DO THIS
Search the data for the word "labels" and copy every line that contains it.

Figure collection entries
+++

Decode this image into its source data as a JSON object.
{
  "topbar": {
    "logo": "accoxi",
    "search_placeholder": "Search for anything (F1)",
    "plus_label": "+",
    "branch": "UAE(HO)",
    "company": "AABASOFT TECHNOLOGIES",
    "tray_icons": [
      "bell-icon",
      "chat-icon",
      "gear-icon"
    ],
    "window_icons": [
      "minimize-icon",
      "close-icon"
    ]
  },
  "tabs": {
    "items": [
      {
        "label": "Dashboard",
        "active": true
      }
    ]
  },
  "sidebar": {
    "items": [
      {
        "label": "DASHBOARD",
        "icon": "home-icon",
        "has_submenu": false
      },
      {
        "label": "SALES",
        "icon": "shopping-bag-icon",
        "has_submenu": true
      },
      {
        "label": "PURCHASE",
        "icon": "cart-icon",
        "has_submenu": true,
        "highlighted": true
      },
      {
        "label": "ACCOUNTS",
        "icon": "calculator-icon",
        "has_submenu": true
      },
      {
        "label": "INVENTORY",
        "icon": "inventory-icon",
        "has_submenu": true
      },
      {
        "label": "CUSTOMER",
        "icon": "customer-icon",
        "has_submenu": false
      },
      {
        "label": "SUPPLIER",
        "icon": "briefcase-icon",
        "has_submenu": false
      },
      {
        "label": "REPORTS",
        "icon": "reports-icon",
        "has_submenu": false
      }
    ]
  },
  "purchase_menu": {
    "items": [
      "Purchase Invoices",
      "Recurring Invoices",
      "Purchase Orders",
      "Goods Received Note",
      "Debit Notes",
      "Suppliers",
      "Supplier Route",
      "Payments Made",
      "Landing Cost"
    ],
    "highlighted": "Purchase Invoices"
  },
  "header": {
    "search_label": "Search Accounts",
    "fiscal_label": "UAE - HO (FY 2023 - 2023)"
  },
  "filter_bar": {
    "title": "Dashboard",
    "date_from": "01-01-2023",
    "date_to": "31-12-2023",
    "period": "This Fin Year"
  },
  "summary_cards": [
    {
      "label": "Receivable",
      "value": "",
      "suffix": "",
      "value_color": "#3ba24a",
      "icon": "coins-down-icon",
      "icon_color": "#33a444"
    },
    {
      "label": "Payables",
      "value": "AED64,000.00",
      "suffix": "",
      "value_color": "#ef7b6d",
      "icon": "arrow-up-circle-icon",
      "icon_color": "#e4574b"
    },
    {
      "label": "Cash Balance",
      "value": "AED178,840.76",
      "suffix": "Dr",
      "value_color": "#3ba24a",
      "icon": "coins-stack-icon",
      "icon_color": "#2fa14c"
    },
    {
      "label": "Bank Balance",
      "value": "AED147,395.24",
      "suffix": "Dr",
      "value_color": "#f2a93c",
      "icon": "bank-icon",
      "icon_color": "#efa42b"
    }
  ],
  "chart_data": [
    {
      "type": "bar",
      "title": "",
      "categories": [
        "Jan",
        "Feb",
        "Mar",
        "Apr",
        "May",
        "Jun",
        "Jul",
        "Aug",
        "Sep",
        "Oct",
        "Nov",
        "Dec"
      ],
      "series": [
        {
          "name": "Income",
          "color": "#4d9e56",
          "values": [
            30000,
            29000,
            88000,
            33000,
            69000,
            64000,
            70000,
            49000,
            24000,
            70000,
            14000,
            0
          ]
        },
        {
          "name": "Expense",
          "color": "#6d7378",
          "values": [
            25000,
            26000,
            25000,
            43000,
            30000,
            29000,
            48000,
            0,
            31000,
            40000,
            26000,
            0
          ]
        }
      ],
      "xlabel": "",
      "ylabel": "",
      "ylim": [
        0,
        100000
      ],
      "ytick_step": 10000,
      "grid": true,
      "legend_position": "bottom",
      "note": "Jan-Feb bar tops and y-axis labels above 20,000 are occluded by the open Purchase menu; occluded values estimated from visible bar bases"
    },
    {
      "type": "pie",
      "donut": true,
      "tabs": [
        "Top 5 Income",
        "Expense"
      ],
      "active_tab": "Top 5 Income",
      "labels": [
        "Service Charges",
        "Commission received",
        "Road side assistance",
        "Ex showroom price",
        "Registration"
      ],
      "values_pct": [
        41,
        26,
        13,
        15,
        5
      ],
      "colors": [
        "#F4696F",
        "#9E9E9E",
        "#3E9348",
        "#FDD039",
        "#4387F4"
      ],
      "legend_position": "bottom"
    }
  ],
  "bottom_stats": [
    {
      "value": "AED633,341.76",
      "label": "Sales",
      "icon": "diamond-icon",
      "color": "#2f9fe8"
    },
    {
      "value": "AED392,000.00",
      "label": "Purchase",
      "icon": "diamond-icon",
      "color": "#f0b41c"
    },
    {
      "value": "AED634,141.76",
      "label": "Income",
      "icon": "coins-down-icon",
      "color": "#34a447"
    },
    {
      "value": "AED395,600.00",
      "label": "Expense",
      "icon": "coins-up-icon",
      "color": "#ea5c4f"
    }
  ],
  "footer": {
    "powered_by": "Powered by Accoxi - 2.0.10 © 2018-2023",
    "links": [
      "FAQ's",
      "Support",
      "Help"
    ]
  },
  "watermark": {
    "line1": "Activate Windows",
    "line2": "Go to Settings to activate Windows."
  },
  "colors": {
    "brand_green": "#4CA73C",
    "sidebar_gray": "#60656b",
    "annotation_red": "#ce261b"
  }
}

+++

EXERCISE ANSWER
      "note": "Jan-Feb bar tops and y-axis labels above 20,000 are occluded by the open Purchase menu; occluded values estimated from visible bar bases"
      "labels": [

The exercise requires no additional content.